━━━━━ Input material

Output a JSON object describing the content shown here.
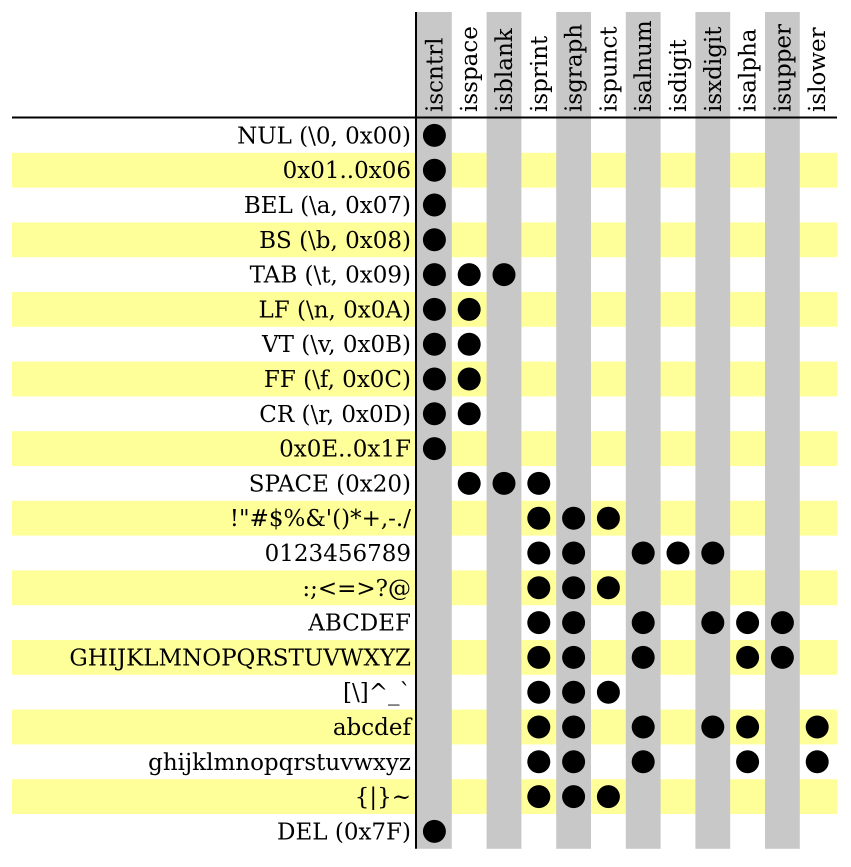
{
  "chart_data": {
    "type": "table",
    "columns": [
      "iscntrl",
      "isspace",
      "isblank",
      "isprint",
      "isgraph",
      "ispunct",
      "isalnum",
      "isdigit",
      "isxdigit",
      "isalpha",
      "isupper",
      "islower"
    ],
    "rows": [
      {
        "label": "NUL (\\0, 0x00)",
        "flags": [
          1,
          0,
          0,
          0,
          0,
          0,
          0,
          0,
          0,
          0,
          0,
          0
        ]
      },
      {
        "label": "0x01..0x06",
        "flags": [
          1,
          0,
          0,
          0,
          0,
          0,
          0,
          0,
          0,
          0,
          0,
          0
        ]
      },
      {
        "label": "BEL (\\a, 0x07)",
        "flags": [
          1,
          0,
          0,
          0,
          0,
          0,
          0,
          0,
          0,
          0,
          0,
          0
        ]
      },
      {
        "label": "BS (\\b, 0x08)",
        "flags": [
          1,
          0,
          0,
          0,
          0,
          0,
          0,
          0,
          0,
          0,
          0,
          0
        ]
      },
      {
        "label": "TAB (\\t, 0x09)",
        "flags": [
          1,
          1,
          1,
          0,
          0,
          0,
          0,
          0,
          0,
          0,
          0,
          0
        ]
      },
      {
        "label": "LF (\\n, 0x0A)",
        "flags": [
          1,
          1,
          0,
          0,
          0,
          0,
          0,
          0,
          0,
          0,
          0,
          0
        ]
      },
      {
        "label": "VT (\\v, 0x0B)",
        "flags": [
          1,
          1,
          0,
          0,
          0,
          0,
          0,
          0,
          0,
          0,
          0,
          0
        ]
      },
      {
        "label": "FF (\\f, 0x0C)",
        "flags": [
          1,
          1,
          0,
          0,
          0,
          0,
          0,
          0,
          0,
          0,
          0,
          0
        ]
      },
      {
        "label": "CR (\\r, 0x0D)",
        "flags": [
          1,
          1,
          0,
          0,
          0,
          0,
          0,
          0,
          0,
          0,
          0,
          0
        ]
      },
      {
        "label": "0x0E..0x1F",
        "flags": [
          1,
          0,
          0,
          0,
          0,
          0,
          0,
          0,
          0,
          0,
          0,
          0
        ]
      },
      {
        "label": "SPACE (0x20)",
        "flags": [
          0,
          1,
          1,
          1,
          0,
          0,
          0,
          0,
          0,
          0,
          0,
          0
        ]
      },
      {
        "label": "!\"#$%&'()*+,-./",
        "flags": [
          0,
          0,
          0,
          1,
          1,
          1,
          0,
          0,
          0,
          0,
          0,
          0
        ]
      },
      {
        "label": "0123456789",
        "flags": [
          0,
          0,
          0,
          1,
          1,
          0,
          1,
          1,
          1,
          0,
          0,
          0
        ]
      },
      {
        "label": ":;<=>?@",
        "flags": [
          0,
          0,
          0,
          1,
          1,
          1,
          0,
          0,
          0,
          0,
          0,
          0
        ]
      },
      {
        "label": "ABCDEF",
        "flags": [
          0,
          0,
          0,
          1,
          1,
          0,
          1,
          0,
          1,
          1,
          1,
          0
        ]
      },
      {
        "label": "GHIJKLMNOPQRSTUVWXYZ",
        "flags": [
          0,
          0,
          0,
          1,
          1,
          0,
          1,
          0,
          0,
          1,
          1,
          0
        ]
      },
      {
        "label": "[\\]^_`",
        "flags": [
          0,
          0,
          0,
          1,
          1,
          1,
          0,
          0,
          0,
          0,
          0,
          0
        ]
      },
      {
        "label": "abcdef",
        "flags": [
          0,
          0,
          0,
          1,
          1,
          0,
          1,
          0,
          1,
          1,
          0,
          1
        ]
      },
      {
        "label": "ghijklmnopqrstuvwxyz",
        "flags": [
          0,
          0,
          0,
          1,
          1,
          0,
          1,
          0,
          0,
          1,
          0,
          1
        ]
      },
      {
        "label": "{|}~",
        "flags": [
          0,
          0,
          0,
          1,
          1,
          1,
          0,
          0,
          0,
          0,
          0,
          0
        ]
      },
      {
        "label": "DEL (0x7F)",
        "flags": [
          1,
          0,
          0,
          0,
          0,
          0,
          0,
          0,
          0,
          0,
          0,
          0
        ]
      }
    ],
    "colors": {
      "row_stripe": "#ffff99",
      "column_stripe": "#c8c8c8",
      "dot": "#000000",
      "rule": "#000000",
      "text": "#000000"
    }
  }
}
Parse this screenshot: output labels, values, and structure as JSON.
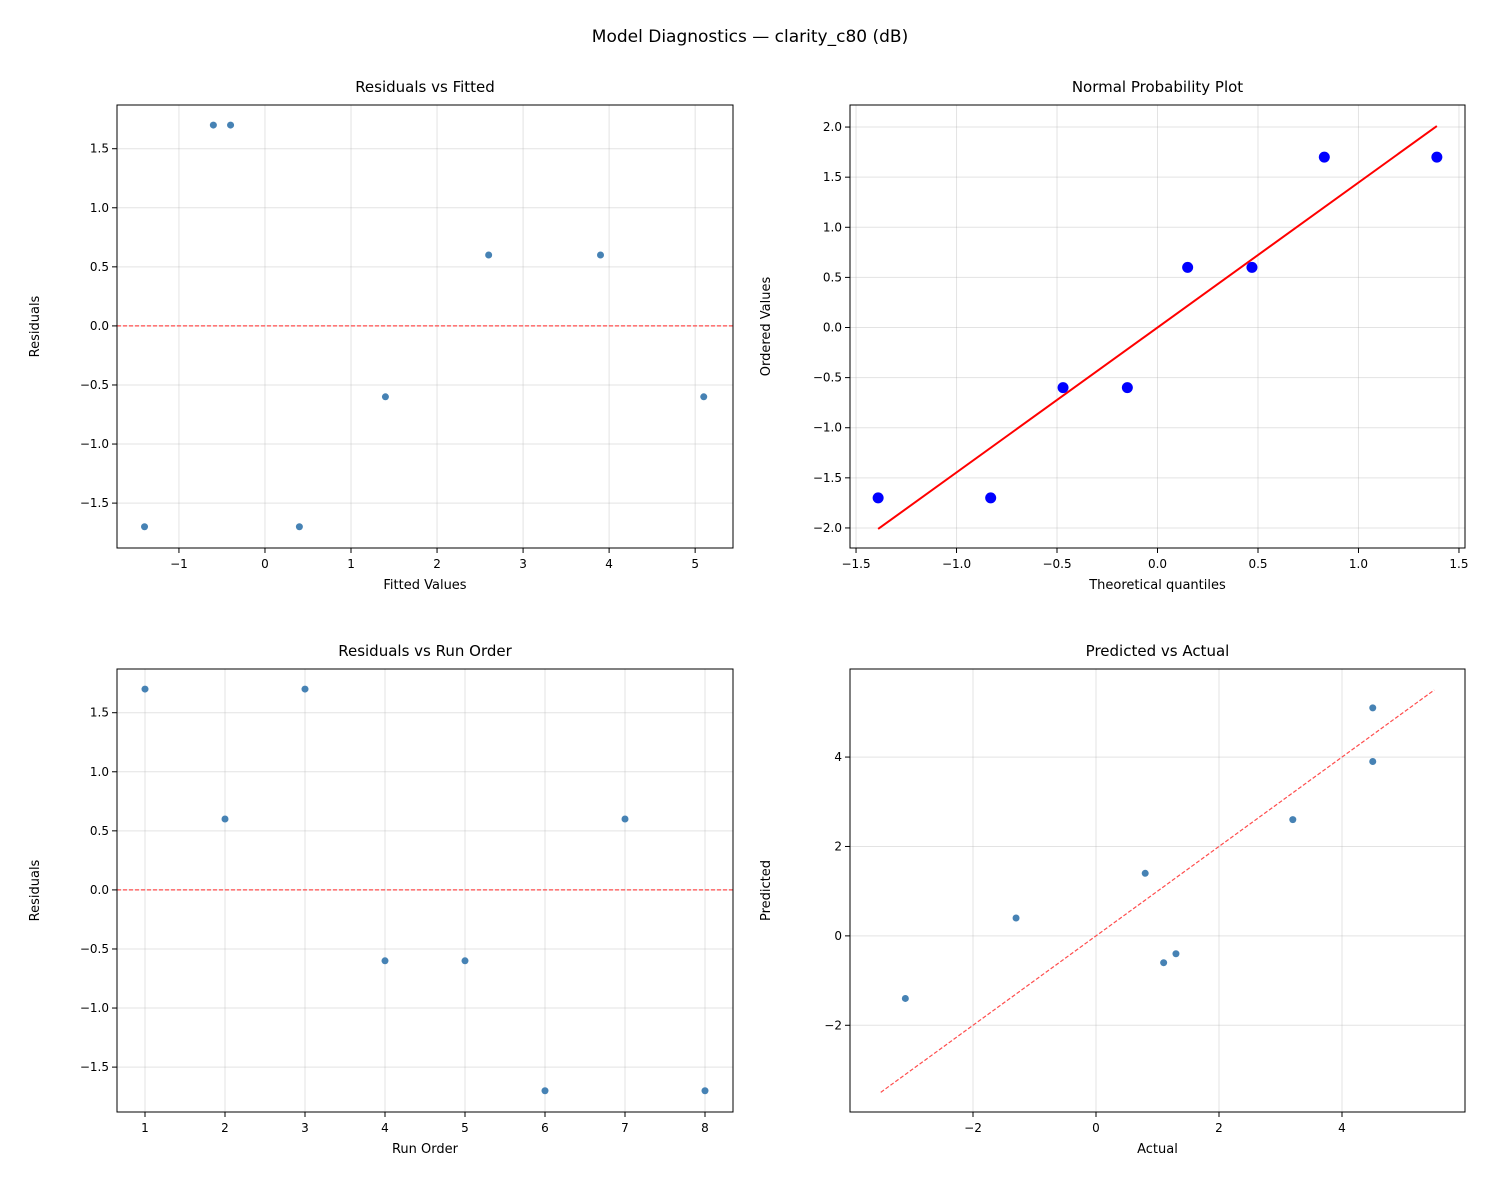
{
  "suptitle": "Model Diagnostics — clarity_c80 (dB)",
  "chart_data": [
    {
      "type": "scatter",
      "title": "Residuals vs Fitted",
      "xlabel": "Fitted Values",
      "ylabel": "Residuals",
      "xlim": [
        -1.72,
        5.44
      ],
      "ylim": [
        -1.88,
        1.87
      ],
      "xticks": [
        "−1",
        "0",
        "1",
        "2",
        "3",
        "4",
        "5"
      ],
      "yticks": [
        "−1.5",
        "−1.0",
        "−0.5",
        "0.0",
        "0.5",
        "1.0",
        "1.5"
      ],
      "grid": true,
      "x": [
        -1.4,
        -0.6,
        -0.4,
        0.4,
        1.4,
        2.6,
        3.9,
        5.1
      ],
      "y": [
        -1.7,
        1.7,
        1.7,
        -1.7,
        -0.6,
        0.6,
        0.6,
        -0.6
      ],
      "point_color": "#4682b4",
      "reference_line": {
        "kind": "horizontal",
        "y": 0,
        "style": "dashed",
        "color": "#ff4d4d"
      }
    },
    {
      "type": "scatter",
      "title": "Normal Probability Plot",
      "xlabel": "Theoretical quantiles",
      "ylabel": "Ordered Values",
      "xlim": [
        -1.53,
        1.53
      ],
      "ylim": [
        -2.2,
        2.22
      ],
      "xticks": [
        "−1.5",
        "−1.0",
        "−0.5",
        "0.0",
        "0.5",
        "1.0",
        "1.5"
      ],
      "yticks": [
        "−2.0",
        "−1.5",
        "−1.0",
        "−0.5",
        "0.0",
        "0.5",
        "1.0",
        "1.5",
        "2.0"
      ],
      "grid": true,
      "x": [
        -1.39,
        -0.83,
        -0.47,
        -0.15,
        0.15,
        0.47,
        0.83,
        1.39
      ],
      "y": [
        -1.7,
        -1.7,
        -0.6,
        -0.6,
        0.6,
        0.6,
        1.7,
        1.7
      ],
      "point_color": "#0000ff",
      "reference_line": {
        "kind": "segment",
        "x": [
          -1.39,
          1.39
        ],
        "y": [
          -2.01,
          2.01
        ],
        "style": "solid",
        "color": "#ff0000"
      }
    },
    {
      "type": "scatter",
      "title": "Residuals vs Run Order",
      "xlabel": "Run Order",
      "ylabel": "Residuals",
      "xlim": [
        0.65,
        8.35
      ],
      "ylim": [
        -1.88,
        1.87
      ],
      "xticks": [
        "1",
        "2",
        "3",
        "4",
        "5",
        "6",
        "7",
        "8"
      ],
      "yticks": [
        "−1.5",
        "−1.0",
        "−0.5",
        "0.0",
        "0.5",
        "1.0",
        "1.5"
      ],
      "grid": true,
      "x": [
        1,
        2,
        3,
        4,
        5,
        6,
        7,
        8
      ],
      "y": [
        1.7,
        0.6,
        1.7,
        -0.6,
        -0.6,
        -1.7,
        0.6,
        -1.7
      ],
      "point_color": "#4682b4",
      "reference_line": {
        "kind": "horizontal",
        "y": 0,
        "style": "dashed",
        "color": "#ff4d4d"
      }
    },
    {
      "type": "scatter",
      "title": "Predicted vs Actual",
      "xlabel": "Actual",
      "ylabel": "Predicted",
      "xlim": [
        -4.0,
        6.0
      ],
      "ylim": [
        -3.94,
        5.97
      ],
      "xticks": [
        "−2",
        "0",
        "2",
        "4"
      ],
      "yticks": [
        "−2",
        "0",
        "2",
        "4"
      ],
      "grid": true,
      "x": [
        -3.1,
        -1.3,
        0.8,
        1.1,
        1.3,
        3.2,
        4.5,
        4.5
      ],
      "y": [
        -1.4,
        0.4,
        1.4,
        -0.6,
        -0.4,
        2.6,
        3.9,
        5.1
      ],
      "point_color": "#4682b4",
      "reference_line": {
        "kind": "segment",
        "x": [
          -3.5,
          5.5
        ],
        "y": [
          -3.5,
          5.5
        ],
        "style": "dashed",
        "color": "#ff4d4d"
      }
    }
  ]
}
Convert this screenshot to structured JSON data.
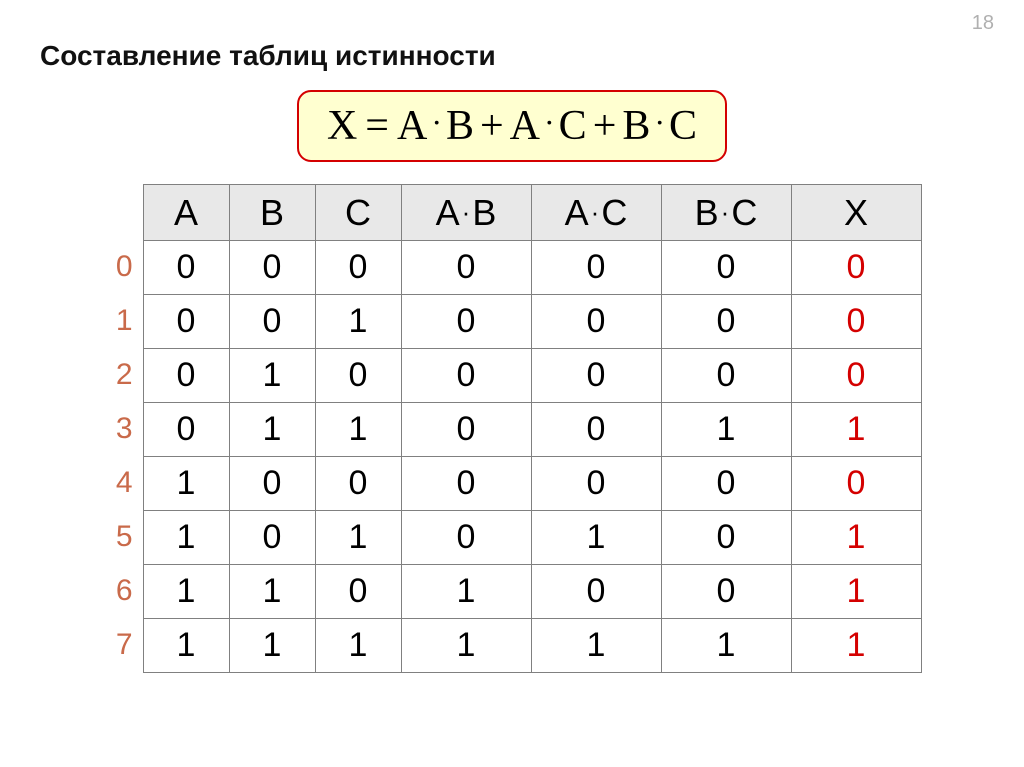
{
  "page_number": "18",
  "title": "Составление таблиц истинности",
  "formula": {
    "lhs": "X",
    "terms": [
      [
        "A",
        "B"
      ],
      [
        "A",
        "C"
      ],
      [
        "B",
        "C"
      ]
    ]
  },
  "table": {
    "columns": [
      "A",
      "B",
      "C",
      "A·B",
      "A·C",
      "B·C",
      "X"
    ],
    "column_widths": [
      "narrow",
      "narrow",
      "narrow",
      "wide",
      "wide",
      "wide",
      "wide"
    ],
    "row_labels": [
      "0",
      "1",
      "2",
      "3",
      "4",
      "5",
      "6",
      "7"
    ],
    "rows": [
      [
        "0",
        "0",
        "0",
        "0",
        "0",
        "0",
        "0"
      ],
      [
        "0",
        "0",
        "1",
        "0",
        "0",
        "0",
        "0"
      ],
      [
        "0",
        "1",
        "0",
        "0",
        "0",
        "0",
        "0"
      ],
      [
        "0",
        "1",
        "1",
        "0",
        "0",
        "1",
        "1"
      ],
      [
        "1",
        "0",
        "0",
        "0",
        "0",
        "0",
        "0"
      ],
      [
        "1",
        "0",
        "1",
        "0",
        "1",
        "0",
        "1"
      ],
      [
        "1",
        "1",
        "0",
        "1",
        "0",
        "0",
        "1"
      ],
      [
        "1",
        "1",
        "1",
        "1",
        "1",
        "1",
        "1"
      ]
    ],
    "highlight_column_index": 6
  },
  "colors": {
    "formula_bg": "#ffffd0",
    "formula_border": "#d40000",
    "header_bg": "#e8e8e8",
    "border": "#808080",
    "row_label": "#c96a4a",
    "highlight": "#d40000",
    "page_number": "#b0b0b0"
  }
}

━━━━━━━━━━

**Exercise instructions**
Identify every line above with the string "this" in it. Copy those lines.

**Written response**
Parse this screenshot: output labels, values, and structure as JSON.
Convert this screenshot to structured JSON data.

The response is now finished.